:: Information provided

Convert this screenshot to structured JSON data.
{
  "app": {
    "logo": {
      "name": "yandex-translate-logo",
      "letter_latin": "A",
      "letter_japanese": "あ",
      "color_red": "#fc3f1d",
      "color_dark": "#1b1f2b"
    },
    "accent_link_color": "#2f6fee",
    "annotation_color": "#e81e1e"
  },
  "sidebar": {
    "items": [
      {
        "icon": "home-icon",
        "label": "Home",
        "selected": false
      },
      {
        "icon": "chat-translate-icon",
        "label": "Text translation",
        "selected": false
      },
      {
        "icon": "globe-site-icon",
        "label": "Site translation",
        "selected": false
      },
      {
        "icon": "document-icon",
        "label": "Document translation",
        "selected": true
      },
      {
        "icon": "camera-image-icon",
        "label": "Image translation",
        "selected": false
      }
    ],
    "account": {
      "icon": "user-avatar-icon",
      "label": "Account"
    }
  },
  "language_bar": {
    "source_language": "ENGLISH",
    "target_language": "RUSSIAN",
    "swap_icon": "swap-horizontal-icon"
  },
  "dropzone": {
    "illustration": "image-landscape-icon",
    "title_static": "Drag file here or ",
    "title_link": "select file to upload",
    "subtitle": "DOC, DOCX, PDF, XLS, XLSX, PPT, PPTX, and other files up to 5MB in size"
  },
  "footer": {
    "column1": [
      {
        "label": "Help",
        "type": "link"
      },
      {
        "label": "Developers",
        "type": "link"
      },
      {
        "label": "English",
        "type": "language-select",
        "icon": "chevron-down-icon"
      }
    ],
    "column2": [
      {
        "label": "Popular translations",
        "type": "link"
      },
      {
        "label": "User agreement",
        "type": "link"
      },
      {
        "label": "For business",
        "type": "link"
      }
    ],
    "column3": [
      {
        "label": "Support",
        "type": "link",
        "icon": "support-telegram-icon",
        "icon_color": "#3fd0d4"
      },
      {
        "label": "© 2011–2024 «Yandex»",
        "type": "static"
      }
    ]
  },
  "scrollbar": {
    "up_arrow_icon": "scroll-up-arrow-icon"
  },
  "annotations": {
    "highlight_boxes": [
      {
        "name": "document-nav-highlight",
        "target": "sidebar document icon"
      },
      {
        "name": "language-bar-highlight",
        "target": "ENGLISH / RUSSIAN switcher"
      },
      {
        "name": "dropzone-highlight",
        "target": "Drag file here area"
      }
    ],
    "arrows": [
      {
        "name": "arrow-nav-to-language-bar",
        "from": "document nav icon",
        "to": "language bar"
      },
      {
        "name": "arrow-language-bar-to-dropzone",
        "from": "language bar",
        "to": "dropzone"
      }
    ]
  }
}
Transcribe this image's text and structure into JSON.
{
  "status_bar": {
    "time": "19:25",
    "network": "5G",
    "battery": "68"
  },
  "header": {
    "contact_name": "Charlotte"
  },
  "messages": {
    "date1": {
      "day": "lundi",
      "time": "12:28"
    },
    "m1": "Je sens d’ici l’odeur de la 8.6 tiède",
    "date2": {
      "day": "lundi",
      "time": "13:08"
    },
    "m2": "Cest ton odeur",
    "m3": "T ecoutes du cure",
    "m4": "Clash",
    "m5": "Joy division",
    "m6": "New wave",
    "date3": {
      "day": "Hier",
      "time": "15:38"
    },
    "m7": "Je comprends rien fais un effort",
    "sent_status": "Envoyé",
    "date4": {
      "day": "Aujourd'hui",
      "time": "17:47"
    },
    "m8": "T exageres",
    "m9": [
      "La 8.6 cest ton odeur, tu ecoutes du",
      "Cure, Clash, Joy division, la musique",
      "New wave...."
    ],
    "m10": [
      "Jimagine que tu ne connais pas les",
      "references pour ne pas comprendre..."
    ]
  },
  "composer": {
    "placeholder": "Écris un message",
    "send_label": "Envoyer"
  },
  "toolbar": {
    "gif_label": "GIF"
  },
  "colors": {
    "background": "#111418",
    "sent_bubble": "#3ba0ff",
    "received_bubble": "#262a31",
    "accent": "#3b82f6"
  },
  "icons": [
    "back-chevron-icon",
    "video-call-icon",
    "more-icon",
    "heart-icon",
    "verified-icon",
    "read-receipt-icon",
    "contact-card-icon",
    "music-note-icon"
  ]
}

::::

Extract, word for word, each line of the listing above.

Convert this screenshot to structured JSON data.
{
  "app": {
    "logo": {
      "name": "yandex-translate-logo",
      "letter_latin": "A",
      "letter_japanese": "あ",
      "color_red": "#fc3f1d",
      "color_dark": "#1b1f2b"
    },
    "accent_link_color": "#2f6fee",
    "annotation_color": "#e81e1e"
  },
  "sidebar": {
    "items": [
      {
        "icon": "home-icon",
        "label": "Home",
        "selected": false
      },
      {
        "icon": "chat-translate-icon",
        "label": "Text translation",
        "selected": false
      },
      {
        "icon": "globe-site-icon",
        "label": "Site translation",
        "selected": false
      },
      {
        "icon": "document-icon",
        "label": "Document translation",
        "selected": true
      },
      {
        "icon": "camera-image-icon",
        "label": "Image translation",
        "selected": false
      }
    ],
    "account": {
      "icon": "user-avatar-icon",
      "label": "Account"
    }
  },
  "language_bar": {
    "source_language": "ENGLISH",
    "target_language": "RUSSIAN",
    "swap_icon": "swap-horizontal-icon"
  },
  "dropzone": {
    "illustration": "image-landscape-icon",
    "title_static": "Drag file here or ",
    "title_link": "select file to upload",
    "subtitle": "DOC, DOCX, PDF, XLS, XLSX, PPT, PPTX, and other files up to 5MB in size"
  },
  "footer": {
    "column1": [
      {
        "label": "Help",
        "type": "link"
      },
      {
        "label": "Developers",
        "type": "link"
      },
      {
        "label": "English",
        "type": "language-select",
        "icon": "chevron-down-icon"
      }
    ],
    "column2": [
      {
        "label": "Popular translations",
        "type": "link"
      },
      {
        "label": "User agreement",
        "type": "link"
      },
      {
        "label": "For business",
        "type": "link"
      }
    ],
    "column3": [
      {
        "label": "Support",
        "type": "link",
        "icon": "support-telegram-icon",
        "icon_color": "#3fd0d4"
      },
      {
        "label": "© 2011–2024 «Yandex»",
        "type": "static"
      }
    ]
  },
  "scrollbar": {
    "up_arrow_icon": "scroll-up-arrow-icon"
  },
  "annotations": {
    "highlight_boxes": [
      {
        "name": "document-nav-highlight",
        "target": "sidebar document icon"
      },
      {
        "name": "language-bar-highlight",
        "target": "ENGLISH / RUSSIAN switcher"
      },
      {
        "name": "dropzone-highlight",
        "target": "Drag file here area"
      }
    ],
    "arrows": [
      {
        "name": "arrow-nav-to-language-bar",
        "from": "document nav icon",
        "to": "language bar"
      },
      {
        "name": "arrow-language-bar-to-dropzone",
        "from": "language bar",
        "to": "dropzone"
      }
    ]
  }
}
Transcribe this image's text and structure into JSON.
{
  "status_bar": {
    "time": "19:25",
    "network": "5G",
    "battery": "68"
  },
  "header": {
    "contact_name": "Charlotte"
  },
  "messages": {
    "date1": {
      "day": "lundi",
      "time": "12:28"
    },
    "m1": "Je sens d’ici l’odeur de la 8.6 tiède",
    "date2": {
      "day": "lundi",
      "time": "13:08"
    },
    "m2": "Cest ton odeur",
    "m3": "T ecoutes du cure",
    "m4": "Clash",
    "m5": "Joy division",
    "m6": "New wave",
    "date3": {
      "day": "Hier",
      "time": "15:38"
    },
    "m7": "Je comprends rien fais un effort",
    "sent_status": "Envoyé",
    "date4": {
      "day": "Aujourd'hui",
      "time": "17:47"
    },
    "m8": "T exageres",
    "m9": [
      "La 8.6 cest ton odeur, tu ecoutes du",
      "Cure, Clash, Joy division, la musique",
      "New wave...."
    ],
    "m10": [
      "Jimagine que tu ne connais pas les",
      "references pour ne pas comprendre..."
    ]
  },
  "composer": {
    "placeholder": "Écris un message",
    "send_label": "Envoyer"
  },
  "toolbar": {
    "gif_label": "GIF"
  },
  "colors": {
    "background": "#111418",
    "sent_bubble": "#3ba0ff",
    "received_bubble": "#262a31",
    "accent": "#3b82f6"
  },
  "icons": [
    "back-chevron-icon",
    "video-call-icon",
    "more-icon",
    "heart-icon",
    "verified-icon",
    "read-receipt-icon",
    "contact-card-icon",
    "music-note-icon"
  ]
}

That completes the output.